WORK TO BE COMPLETED: Reproduce the listing below in full and without alteration, apart from its pictures.

::: DATASET :::

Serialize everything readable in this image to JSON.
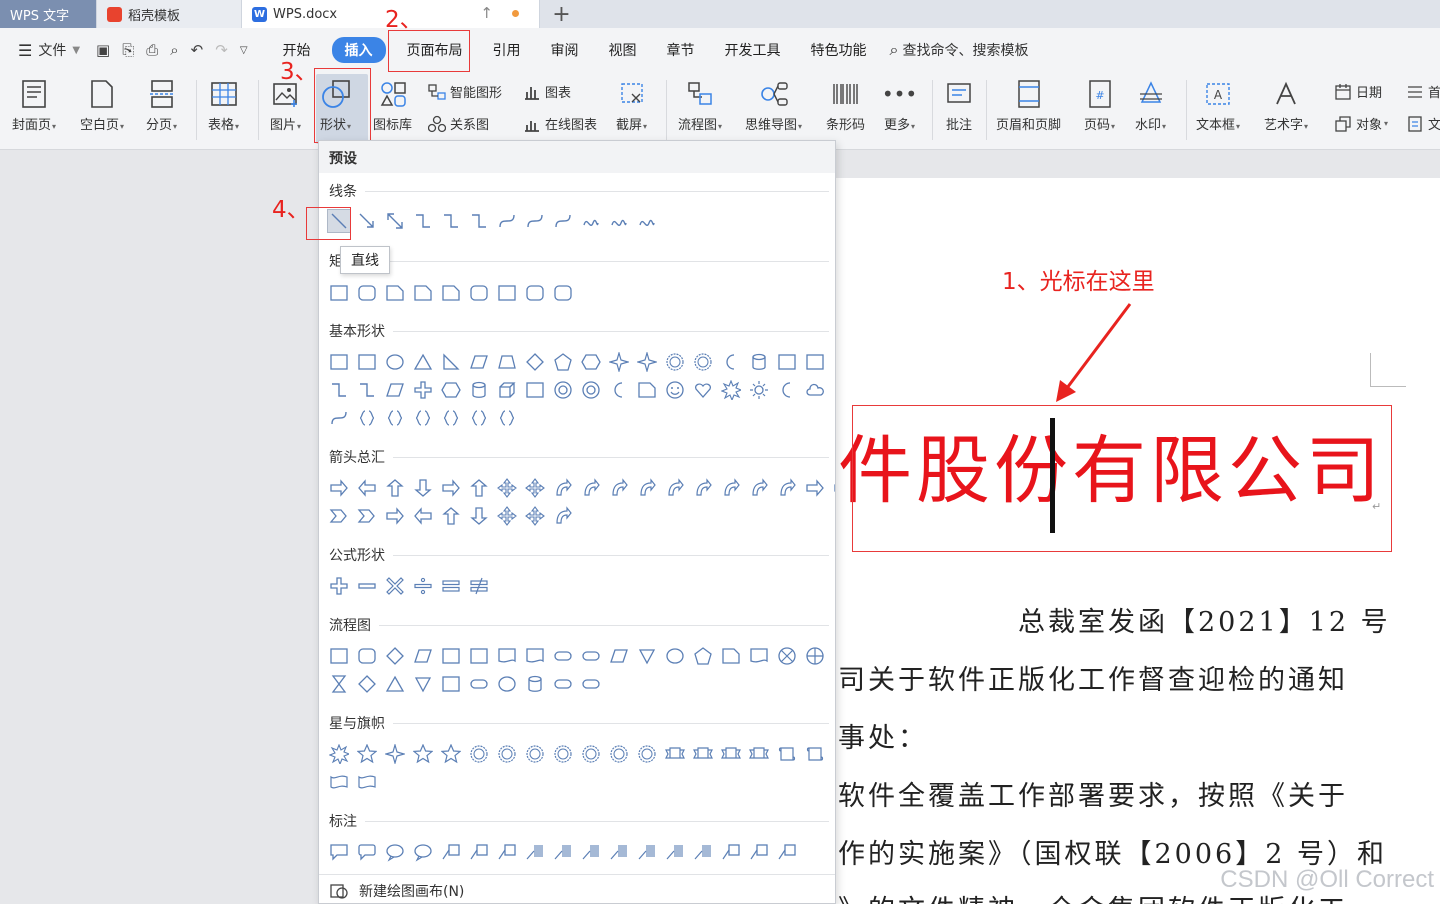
{
  "tabs": [
    {
      "label": "WPS 文字"
    },
    {
      "label": "稻壳模板"
    },
    {
      "label": "WPS.docx"
    }
  ],
  "menu": {
    "file_label": "文件",
    "items": [
      "开始",
      "插入",
      "页面布局",
      "引用",
      "审阅",
      "视图",
      "章节",
      "开发工具",
      "特色功能"
    ],
    "search_label": "查找命令、搜索模板"
  },
  "ribbon": {
    "cover": "封面页",
    "blank": "空白页",
    "break": "分页",
    "table": "表格",
    "picture": "图片",
    "shape": "形状",
    "iconlib": "图标库",
    "smartart": "智能图形",
    "chart": "图表",
    "relation": "关系图",
    "onlinechart": "在线图表",
    "screenshot": "截屏",
    "flowchart": "流程图",
    "mindmap": "思维导图",
    "barcode": "条形码",
    "more": "更多",
    "comment": "批注",
    "headerfooter": "页眉和页脚",
    "pagenum": "页码",
    "watermark": "水印",
    "textbox": "文本框",
    "wordart": "艺术字",
    "date": "日期",
    "object": "对象",
    "cut1": "首",
    "cut2": "文"
  },
  "dropdown": {
    "header": "预设",
    "sections": {
      "lines": "线条",
      "rect": "矩",
      "basic": "基本形状",
      "arrows": "箭头总汇",
      "formula": "公式形状",
      "flow": "流程图",
      "stars": "星与旗帜",
      "callouts": "标注"
    },
    "tooltip": "直线",
    "footer": "新建绘图画布(N)"
  },
  "annotations": {
    "a1": "1、光标在这里",
    "a2": "2、",
    "a3": "3、",
    "a4": "4、"
  },
  "document": {
    "title": "件股份有限公司文件",
    "line1": "总裁室发函【2021】12 号",
    "line2": "司关于软件正版化工作督查迎检的通知",
    "line3": "事处：",
    "line4": "软件全覆盖工作部署要求，按照《关于",
    "line5": "作的实施案》（国权联【2006】2 号）和",
    "line6": "》的文件精神，全金集团软件正版化工"
  },
  "watermark_text": "CSDN @Oll Correct",
  "colors": {
    "accent": "#3b84e6",
    "annotation": "#e8231f",
    "title_red": "#e8141b"
  }
}
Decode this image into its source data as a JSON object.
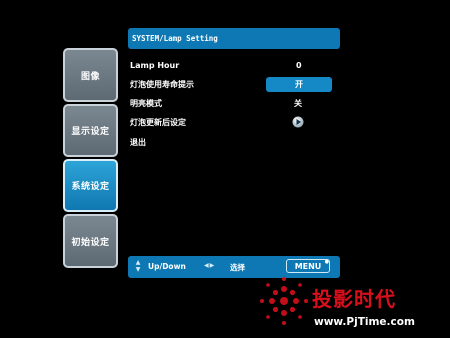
{
  "side_tabs": [
    {
      "label": "图像",
      "active": false
    },
    {
      "label": "显示设定",
      "active": false
    },
    {
      "label": "系统设定",
      "active": true
    },
    {
      "label": "初始设定",
      "active": false
    }
  ],
  "header": {
    "title": "SYSTEM/Lamp Setting"
  },
  "menu": {
    "items": [
      {
        "label": "Lamp Hour",
        "value": "0"
      },
      {
        "label": "灯泡使用寿命提示",
        "value": "开"
      },
      {
        "label": "明亮模式",
        "value": "关"
      },
      {
        "label": "灯泡更新后设定",
        "value": ""
      },
      {
        "label": "退出",
        "value": ""
      }
    ]
  },
  "footer": {
    "updown_label": "Up/Down",
    "select_label": "选择",
    "menu_label": "MENU"
  },
  "watermark": {
    "brand": "投影时代",
    "url": "www.PjTime.com"
  },
  "colors": {
    "accent": "#0d78b4",
    "active_tab": "#1a8fcb",
    "inactive_tab": "#6b7781",
    "watermark_red": "#d8101b"
  },
  "icons": [
    "up-down-arrows-icon",
    "left-right-arrows-icon",
    "right-arrow-icon",
    "pjtime-logo-icon"
  ]
}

:::

ANSWER TO THE TASK:
Serialize everything readable in this image to JSON.
{
  "tabs": [
    {
      "label": "WPS 文字"
    },
    {
      "label": "稻壳模板"
    },
    {
      "label": "WPS.docx"
    }
  ],
  "menu": {
    "file_label": "文件",
    "items": [
      "开始",
      "插入",
      "页面布局",
      "引用",
      "审阅",
      "视图",
      "章节",
      "开发工具",
      "特色功能"
    ],
    "search_label": "查找命令、搜索模板"
  },
  "ribbon": {
    "cover": "封面页",
    "blank": "空白页",
    "break": "分页",
    "table": "表格",
    "picture": "图片",
    "shape": "形状",
    "iconlib": "图标库",
    "smartart": "智能图形",
    "chart": "图表",
    "relation": "关系图",
    "onlinechart": "在线图表",
    "screenshot": "截屏",
    "flowchart": "流程图",
    "mindmap": "思维导图",
    "barcode": "条形码",
    "more": "更多",
    "comment": "批注",
    "headerfooter": "页眉和页脚",
    "pagenum": "页码",
    "watermark": "水印",
    "textbox": "文本框",
    "wordart": "艺术字",
    "date": "日期",
    "object": "对象",
    "cut1": "首",
    "cut2": "文"
  },
  "dropdown": {
    "header": "预设",
    "sections": {
      "lines": "线条",
      "rect": "矩",
      "basic": "基本形状",
      "arrows": "箭头总汇",
      "formula": "公式形状",
      "flow": "流程图",
      "stars": "星与旗帜",
      "callouts": "标注"
    },
    "tooltip": "直线",
    "footer": "新建绘图画布(N)"
  },
  "annotations": {
    "a1": "1、光标在这里",
    "a2": "2、",
    "a3": "3、",
    "a4": "4、"
  },
  "document": {
    "title": "件股份有限公司文件",
    "line1": "总裁室发函【2021】12 号",
    "line2": "司关于软件正版化工作督查迎检的通知",
    "line3": "事处：",
    "line4": "软件全覆盖工作部署要求，按照《关于",
    "line5": "作的实施案》（国权联【2006】2 号）和",
    "line6": "》的文件精神，全金集团软件正版化工"
  },
  "watermark_text": "CSDN @Oll Correct",
  "colors": {
    "accent": "#3b84e6",
    "annotation": "#e8231f",
    "title_red": "#e8141b"
  }
}
Decode this image into its source data as a JSON object.
{
  "side_tabs": [
    {
      "label": "图像",
      "active": false
    },
    {
      "label": "显示设定",
      "active": false
    },
    {
      "label": "系统设定",
      "active": true
    },
    {
      "label": "初始设定",
      "active": false
    }
  ],
  "header": {
    "title": "SYSTEM/Lamp Setting"
  },
  "menu": {
    "items": [
      {
        "label": "Lamp Hour",
        "value": "0"
      },
      {
        "label": "灯泡使用寿命提示",
        "value": "开"
      },
      {
        "label": "明亮模式",
        "value": "关"
      },
      {
        "label": "灯泡更新后设定",
        "value": ""
      },
      {
        "label": "退出",
        "value": ""
      }
    ]
  },
  "footer": {
    "updown_label": "Up/Down",
    "select_label": "选择",
    "menu_label": "MENU"
  },
  "watermark": {
    "brand": "投影时代",
    "url": "www.PjTime.com"
  },
  "colors": {
    "accent": "#0d78b4",
    "active_tab": "#1a8fcb",
    "inactive_tab": "#6b7781",
    "watermark_red": "#d8101b"
  },
  "icons": [
    "up-down-arrows-icon",
    "left-right-arrows-icon",
    "right-arrow-icon",
    "pjtime-logo-icon"
  ]
}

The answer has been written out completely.